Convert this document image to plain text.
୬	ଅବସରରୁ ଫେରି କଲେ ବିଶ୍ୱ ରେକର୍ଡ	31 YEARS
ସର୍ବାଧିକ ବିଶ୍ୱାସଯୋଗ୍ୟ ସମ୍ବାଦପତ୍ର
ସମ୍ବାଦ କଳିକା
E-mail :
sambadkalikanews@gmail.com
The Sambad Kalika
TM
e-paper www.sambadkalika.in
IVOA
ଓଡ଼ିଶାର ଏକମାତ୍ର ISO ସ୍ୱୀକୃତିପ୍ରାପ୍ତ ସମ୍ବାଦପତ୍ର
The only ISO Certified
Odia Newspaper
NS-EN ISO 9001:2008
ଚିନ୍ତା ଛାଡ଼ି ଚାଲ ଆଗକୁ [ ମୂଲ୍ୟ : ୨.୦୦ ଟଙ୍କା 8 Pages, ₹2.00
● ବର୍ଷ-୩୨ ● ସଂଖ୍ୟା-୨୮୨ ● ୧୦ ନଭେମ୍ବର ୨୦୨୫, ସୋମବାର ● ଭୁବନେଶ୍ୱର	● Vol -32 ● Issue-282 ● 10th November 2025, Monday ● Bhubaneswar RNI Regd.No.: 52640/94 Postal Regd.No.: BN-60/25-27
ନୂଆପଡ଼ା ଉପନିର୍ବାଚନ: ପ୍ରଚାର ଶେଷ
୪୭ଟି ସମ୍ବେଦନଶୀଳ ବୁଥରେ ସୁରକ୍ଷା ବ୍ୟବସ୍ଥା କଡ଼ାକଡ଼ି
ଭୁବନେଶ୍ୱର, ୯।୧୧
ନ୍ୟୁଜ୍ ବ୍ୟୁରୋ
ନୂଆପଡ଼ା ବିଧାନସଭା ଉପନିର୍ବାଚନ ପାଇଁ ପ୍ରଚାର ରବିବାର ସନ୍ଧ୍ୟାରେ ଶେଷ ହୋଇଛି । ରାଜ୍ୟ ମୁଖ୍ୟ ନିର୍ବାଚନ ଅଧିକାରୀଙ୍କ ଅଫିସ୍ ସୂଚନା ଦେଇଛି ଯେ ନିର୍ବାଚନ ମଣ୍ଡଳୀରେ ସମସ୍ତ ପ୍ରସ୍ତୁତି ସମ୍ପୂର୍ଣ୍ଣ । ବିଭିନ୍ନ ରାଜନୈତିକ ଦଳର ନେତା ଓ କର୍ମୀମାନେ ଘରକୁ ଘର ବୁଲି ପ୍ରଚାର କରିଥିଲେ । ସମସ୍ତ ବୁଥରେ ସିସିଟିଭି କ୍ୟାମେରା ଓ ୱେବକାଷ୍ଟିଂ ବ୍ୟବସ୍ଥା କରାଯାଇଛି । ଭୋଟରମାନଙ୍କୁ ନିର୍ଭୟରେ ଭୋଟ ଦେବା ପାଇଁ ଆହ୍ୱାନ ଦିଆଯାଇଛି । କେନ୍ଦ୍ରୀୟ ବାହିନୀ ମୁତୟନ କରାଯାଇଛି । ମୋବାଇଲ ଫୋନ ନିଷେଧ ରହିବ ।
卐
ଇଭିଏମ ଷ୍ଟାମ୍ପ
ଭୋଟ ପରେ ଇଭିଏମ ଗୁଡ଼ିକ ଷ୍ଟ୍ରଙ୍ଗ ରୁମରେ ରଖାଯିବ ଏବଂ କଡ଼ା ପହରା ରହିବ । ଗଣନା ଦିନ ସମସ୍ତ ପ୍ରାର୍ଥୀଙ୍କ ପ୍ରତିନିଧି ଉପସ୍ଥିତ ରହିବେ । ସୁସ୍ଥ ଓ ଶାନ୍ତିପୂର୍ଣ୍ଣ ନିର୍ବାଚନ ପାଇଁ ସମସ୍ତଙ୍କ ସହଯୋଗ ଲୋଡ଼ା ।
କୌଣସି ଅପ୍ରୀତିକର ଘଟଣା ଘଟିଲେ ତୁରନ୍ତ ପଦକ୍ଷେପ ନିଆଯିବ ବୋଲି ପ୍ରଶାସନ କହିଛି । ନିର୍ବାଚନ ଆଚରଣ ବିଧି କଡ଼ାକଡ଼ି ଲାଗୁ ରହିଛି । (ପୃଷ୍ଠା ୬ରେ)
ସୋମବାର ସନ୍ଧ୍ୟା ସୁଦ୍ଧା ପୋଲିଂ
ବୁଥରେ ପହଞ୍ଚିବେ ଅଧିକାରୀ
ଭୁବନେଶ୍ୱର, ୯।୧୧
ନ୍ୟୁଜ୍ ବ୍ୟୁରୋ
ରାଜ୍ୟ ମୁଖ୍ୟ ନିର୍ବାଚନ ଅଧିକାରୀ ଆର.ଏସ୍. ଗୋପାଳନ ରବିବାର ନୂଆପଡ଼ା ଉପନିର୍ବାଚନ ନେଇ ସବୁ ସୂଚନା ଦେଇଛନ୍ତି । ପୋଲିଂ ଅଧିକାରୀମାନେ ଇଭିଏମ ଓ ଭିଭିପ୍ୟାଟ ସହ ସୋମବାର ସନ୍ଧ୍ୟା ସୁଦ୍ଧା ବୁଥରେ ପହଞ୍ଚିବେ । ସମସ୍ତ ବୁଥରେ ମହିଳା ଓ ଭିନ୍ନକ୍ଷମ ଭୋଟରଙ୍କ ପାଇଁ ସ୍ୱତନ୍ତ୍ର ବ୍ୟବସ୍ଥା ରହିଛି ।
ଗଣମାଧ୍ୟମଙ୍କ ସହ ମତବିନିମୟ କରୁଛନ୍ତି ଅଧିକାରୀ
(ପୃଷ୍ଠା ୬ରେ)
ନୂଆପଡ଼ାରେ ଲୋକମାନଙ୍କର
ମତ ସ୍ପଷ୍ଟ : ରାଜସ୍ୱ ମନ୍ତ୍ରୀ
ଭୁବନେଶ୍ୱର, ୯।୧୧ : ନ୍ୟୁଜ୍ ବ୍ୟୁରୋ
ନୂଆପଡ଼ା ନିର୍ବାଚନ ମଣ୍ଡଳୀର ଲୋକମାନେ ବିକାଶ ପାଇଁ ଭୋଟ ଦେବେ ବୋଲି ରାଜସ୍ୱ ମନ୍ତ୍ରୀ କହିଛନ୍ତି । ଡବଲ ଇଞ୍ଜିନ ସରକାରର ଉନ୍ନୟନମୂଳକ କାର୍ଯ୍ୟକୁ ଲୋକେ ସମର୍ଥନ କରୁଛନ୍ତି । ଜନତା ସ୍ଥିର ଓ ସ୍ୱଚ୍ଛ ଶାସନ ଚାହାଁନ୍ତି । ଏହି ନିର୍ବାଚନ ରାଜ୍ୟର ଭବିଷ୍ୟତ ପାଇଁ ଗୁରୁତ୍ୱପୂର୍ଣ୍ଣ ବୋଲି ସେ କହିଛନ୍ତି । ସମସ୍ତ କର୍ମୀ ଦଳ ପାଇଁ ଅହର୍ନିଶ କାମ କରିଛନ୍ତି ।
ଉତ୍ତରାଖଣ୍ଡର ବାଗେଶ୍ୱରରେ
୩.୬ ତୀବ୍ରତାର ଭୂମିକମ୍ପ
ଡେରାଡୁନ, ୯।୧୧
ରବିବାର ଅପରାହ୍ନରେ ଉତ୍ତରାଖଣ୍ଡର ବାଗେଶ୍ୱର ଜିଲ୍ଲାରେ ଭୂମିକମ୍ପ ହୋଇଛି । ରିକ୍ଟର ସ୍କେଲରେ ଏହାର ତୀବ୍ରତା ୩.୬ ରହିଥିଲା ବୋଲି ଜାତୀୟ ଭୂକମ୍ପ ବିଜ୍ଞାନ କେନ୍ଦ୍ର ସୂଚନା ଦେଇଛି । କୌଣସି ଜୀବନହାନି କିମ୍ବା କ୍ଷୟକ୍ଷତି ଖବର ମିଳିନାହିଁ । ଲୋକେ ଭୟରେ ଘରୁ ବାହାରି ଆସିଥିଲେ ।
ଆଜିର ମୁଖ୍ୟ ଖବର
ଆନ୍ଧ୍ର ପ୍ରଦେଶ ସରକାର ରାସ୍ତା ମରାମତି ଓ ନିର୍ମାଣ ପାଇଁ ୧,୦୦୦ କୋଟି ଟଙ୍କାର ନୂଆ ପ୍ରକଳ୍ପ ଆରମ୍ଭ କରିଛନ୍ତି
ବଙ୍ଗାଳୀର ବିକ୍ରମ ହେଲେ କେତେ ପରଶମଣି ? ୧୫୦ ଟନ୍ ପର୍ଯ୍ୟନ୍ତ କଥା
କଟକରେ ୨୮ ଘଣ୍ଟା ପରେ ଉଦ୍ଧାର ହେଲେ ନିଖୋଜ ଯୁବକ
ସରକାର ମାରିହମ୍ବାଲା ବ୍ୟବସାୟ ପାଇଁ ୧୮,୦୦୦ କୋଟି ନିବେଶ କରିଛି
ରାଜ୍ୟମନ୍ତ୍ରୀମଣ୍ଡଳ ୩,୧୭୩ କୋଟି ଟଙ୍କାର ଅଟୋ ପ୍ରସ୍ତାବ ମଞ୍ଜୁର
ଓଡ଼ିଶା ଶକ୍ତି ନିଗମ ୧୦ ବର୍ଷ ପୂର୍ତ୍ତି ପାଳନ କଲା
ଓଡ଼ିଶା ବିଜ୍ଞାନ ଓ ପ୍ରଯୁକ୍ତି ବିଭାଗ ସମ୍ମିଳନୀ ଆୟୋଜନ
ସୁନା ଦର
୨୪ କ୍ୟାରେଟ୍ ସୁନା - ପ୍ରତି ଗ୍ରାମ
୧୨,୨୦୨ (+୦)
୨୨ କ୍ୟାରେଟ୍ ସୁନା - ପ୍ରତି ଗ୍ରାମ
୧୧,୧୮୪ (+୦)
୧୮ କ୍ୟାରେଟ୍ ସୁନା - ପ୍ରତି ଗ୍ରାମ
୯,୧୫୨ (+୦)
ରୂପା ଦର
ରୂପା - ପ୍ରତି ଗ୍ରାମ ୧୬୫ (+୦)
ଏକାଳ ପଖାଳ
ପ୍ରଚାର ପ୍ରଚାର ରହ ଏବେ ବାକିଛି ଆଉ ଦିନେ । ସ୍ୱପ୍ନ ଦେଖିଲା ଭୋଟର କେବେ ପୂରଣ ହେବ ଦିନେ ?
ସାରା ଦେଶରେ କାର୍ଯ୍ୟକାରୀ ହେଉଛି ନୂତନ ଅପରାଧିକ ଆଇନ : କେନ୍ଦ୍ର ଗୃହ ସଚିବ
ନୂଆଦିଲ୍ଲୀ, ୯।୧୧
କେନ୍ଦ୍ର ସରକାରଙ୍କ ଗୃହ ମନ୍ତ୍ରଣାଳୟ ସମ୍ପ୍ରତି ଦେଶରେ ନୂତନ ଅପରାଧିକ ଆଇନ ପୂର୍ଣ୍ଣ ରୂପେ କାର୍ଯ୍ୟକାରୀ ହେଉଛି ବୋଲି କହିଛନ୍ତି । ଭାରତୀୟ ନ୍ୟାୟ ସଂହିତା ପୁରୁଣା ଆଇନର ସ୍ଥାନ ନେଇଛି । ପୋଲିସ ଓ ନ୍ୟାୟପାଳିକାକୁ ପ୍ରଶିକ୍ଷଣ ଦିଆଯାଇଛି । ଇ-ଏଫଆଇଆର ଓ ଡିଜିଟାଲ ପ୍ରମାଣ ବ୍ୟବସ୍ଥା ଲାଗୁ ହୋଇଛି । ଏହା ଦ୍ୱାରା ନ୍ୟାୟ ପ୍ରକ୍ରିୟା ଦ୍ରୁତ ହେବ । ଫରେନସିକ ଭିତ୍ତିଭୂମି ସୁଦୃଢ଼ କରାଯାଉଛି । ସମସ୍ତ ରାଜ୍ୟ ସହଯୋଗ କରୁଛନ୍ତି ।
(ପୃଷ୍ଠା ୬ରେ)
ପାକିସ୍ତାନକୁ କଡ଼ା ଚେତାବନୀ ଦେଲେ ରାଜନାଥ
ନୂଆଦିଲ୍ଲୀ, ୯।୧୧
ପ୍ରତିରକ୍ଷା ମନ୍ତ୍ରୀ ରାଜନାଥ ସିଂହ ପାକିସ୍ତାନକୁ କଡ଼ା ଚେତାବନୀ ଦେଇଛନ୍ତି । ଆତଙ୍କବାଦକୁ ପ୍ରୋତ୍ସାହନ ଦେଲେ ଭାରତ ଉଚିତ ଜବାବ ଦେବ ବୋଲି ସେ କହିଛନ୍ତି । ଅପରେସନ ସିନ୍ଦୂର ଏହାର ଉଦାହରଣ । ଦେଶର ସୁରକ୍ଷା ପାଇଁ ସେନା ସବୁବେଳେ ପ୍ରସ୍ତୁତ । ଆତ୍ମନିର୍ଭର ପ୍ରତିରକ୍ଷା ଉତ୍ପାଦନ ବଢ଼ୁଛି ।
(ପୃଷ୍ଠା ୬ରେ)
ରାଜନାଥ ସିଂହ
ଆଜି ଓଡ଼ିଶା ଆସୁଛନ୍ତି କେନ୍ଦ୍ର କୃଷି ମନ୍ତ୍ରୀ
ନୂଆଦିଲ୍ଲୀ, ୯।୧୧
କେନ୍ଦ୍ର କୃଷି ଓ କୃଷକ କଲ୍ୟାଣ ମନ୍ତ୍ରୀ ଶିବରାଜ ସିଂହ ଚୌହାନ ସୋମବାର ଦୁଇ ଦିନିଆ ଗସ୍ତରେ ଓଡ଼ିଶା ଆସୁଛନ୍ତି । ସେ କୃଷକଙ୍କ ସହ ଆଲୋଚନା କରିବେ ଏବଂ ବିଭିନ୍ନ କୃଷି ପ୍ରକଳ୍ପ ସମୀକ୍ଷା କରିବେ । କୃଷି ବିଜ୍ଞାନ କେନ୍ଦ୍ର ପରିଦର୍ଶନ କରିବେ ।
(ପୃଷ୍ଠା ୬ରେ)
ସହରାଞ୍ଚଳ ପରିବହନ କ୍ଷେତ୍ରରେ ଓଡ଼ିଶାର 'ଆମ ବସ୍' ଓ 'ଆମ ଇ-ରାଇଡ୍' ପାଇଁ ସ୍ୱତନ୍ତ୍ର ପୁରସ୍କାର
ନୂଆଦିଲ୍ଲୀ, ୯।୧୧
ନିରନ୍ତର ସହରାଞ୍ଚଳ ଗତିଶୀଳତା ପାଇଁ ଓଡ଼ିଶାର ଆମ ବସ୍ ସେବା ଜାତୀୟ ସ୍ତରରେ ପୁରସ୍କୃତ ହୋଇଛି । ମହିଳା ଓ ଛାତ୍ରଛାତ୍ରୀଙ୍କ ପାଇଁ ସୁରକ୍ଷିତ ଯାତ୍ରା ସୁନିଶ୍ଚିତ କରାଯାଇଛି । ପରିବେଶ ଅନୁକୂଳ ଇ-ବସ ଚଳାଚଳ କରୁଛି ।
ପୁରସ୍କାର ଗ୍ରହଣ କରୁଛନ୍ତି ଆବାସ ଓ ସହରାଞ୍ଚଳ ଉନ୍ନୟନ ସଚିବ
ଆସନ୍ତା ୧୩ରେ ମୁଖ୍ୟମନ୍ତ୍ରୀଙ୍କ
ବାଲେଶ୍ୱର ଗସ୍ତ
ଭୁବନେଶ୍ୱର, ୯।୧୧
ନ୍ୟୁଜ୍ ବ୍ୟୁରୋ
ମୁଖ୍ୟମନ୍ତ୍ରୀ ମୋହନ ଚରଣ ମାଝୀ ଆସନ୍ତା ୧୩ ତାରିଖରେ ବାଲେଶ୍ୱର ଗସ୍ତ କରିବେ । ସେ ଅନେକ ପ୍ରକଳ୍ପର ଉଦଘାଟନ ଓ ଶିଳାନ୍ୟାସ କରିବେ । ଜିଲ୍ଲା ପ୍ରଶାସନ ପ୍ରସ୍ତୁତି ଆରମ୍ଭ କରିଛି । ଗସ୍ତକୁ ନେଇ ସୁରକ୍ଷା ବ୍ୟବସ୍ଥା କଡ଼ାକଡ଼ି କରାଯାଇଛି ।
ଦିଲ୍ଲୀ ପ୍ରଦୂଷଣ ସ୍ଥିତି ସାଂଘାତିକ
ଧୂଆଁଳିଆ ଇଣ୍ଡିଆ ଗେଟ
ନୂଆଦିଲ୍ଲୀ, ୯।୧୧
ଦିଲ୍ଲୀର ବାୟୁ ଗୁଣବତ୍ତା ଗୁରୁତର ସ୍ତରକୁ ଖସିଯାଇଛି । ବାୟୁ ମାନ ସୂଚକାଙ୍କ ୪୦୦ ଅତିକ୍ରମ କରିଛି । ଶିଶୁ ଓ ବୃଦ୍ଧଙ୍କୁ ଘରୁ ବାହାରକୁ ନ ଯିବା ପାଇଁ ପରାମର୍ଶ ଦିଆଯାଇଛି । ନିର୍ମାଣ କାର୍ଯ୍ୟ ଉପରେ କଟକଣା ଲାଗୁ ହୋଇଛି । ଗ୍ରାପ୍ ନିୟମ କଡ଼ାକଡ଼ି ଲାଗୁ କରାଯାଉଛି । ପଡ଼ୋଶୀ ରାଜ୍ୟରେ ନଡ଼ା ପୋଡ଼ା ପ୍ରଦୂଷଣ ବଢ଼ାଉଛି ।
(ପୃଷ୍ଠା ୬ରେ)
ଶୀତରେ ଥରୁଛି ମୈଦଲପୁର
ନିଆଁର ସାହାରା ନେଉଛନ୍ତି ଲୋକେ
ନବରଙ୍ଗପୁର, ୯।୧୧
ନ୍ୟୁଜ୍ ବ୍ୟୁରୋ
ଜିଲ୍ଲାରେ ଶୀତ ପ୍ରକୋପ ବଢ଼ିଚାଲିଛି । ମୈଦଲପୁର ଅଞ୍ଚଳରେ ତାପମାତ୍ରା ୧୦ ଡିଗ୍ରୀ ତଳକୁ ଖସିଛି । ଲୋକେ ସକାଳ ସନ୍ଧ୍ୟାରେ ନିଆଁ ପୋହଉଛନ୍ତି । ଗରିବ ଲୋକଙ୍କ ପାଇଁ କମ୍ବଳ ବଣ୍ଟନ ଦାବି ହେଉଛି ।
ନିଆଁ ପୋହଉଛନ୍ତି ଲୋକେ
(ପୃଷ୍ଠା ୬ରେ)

== REQUIREMENT ==
Determine the count of lines in the data above with the string "ହଉଛନ" in them, and give that count alone.

== OUTPUT OF THE TASK ==
2